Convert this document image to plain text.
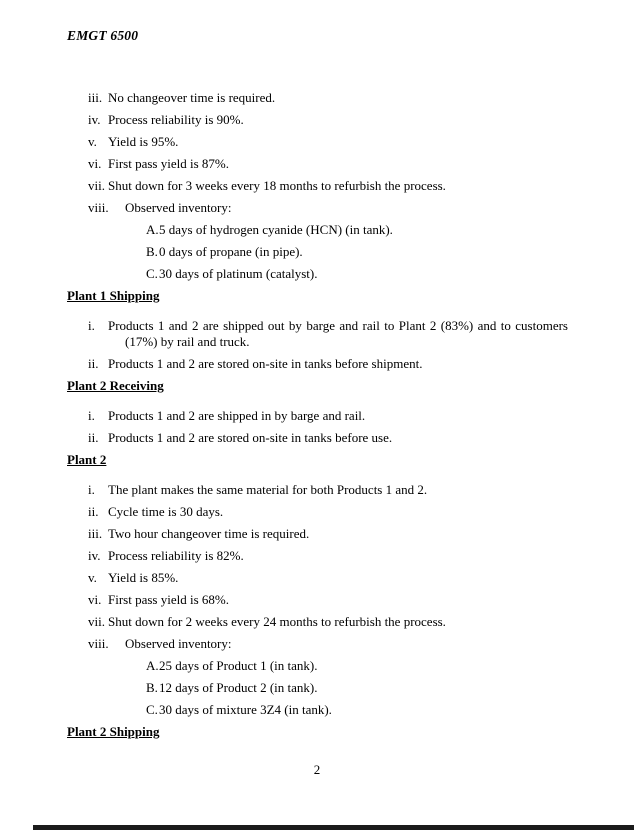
EMGT 6500
iii. No changeover time is required.
iv. Process reliability is 90%.
v. Yield is 95%.
vi. First pass yield is 87%.
vii. Shut down for 3 weeks every 18 months to refurbish the process.
viii.	Observed inventory:
A. 5 days of hydrogen cyanide (HCN) (in tank).
B. 0 days of propane (in pipe).
C. 30 days of platinum (catalyst).
Plant 1 Shipping
i.	Products 1 and 2 are shipped out by barge and rail to Plant 2 (83%) and to customers (17%) by rail and truck.
ii. Products 1 and 2 are stored on-site in tanks before shipment.
Plant 2 Receiving
i.	Products 1 and 2 are shipped in by barge and rail.
ii. Products 1 and 2 are stored on-site in tanks before use.
Plant 2
i.	The plant makes the same material for both Products 1 and 2.
ii. Cycle time is 30 days.
iii. Two hour changeover time is required.
iv. Process reliability is 82%.
v. Yield is 85%.
vi. First pass yield is 68%.
vii. Shut down for 2 weeks every 24 months to refurbish the process.
viii.	Observed inventory:
A. 25 days of Product 1 (in tank).
B. 12 days of Product 2 (in tank).
C. 30 days of mixture 3Z4 (in tank).
Plant 2 Shipping
2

GIVEN REQUEST: All entries are to be retyped exactly. Omit any embedded images.

THE RESULT:
Convert this document image to plain text.
EMGT 6500
iii. No changeover time is required.
iv. Process reliability is 90%.
v. Yield is 95%.
vi. First pass yield is 87%.
vii. Shut down for 3 weeks every 18 months to refurbish the process.
viii.	Observed inventory:
A. 5 days of hydrogen cyanide (HCN) (in tank).
B. 0 days of propane (in pipe).
C. 30 days of platinum (catalyst).
Plant 1 Shipping
i.	Products 1 and 2 are shipped out by barge and rail to Plant 2 (83%) and to customers (17%) by rail and truck.
ii. Products 1 and 2 are stored on-site in tanks before shipment.
Plant 2 Receiving
i.	Products 1 and 2 are shipped in by barge and rail.
ii. Products 1 and 2 are stored on-site in tanks before use.
Plant 2
i.	The plant makes the same material for both Products 1 and 2.
ii. Cycle time is 30 days.
iii. Two hour changeover time is required.
iv. Process reliability is 82%.
v. Yield is 85%.
vi. First pass yield is 68%.
vii. Shut down for 2 weeks every 24 months to refurbish the process.
viii.	Observed inventory:
A. 25 days of Product 1 (in tank).
B. 12 days of Product 2 (in tank).
C. 30 days of mixture 3Z4 (in tank).
Plant 2 Shipping
2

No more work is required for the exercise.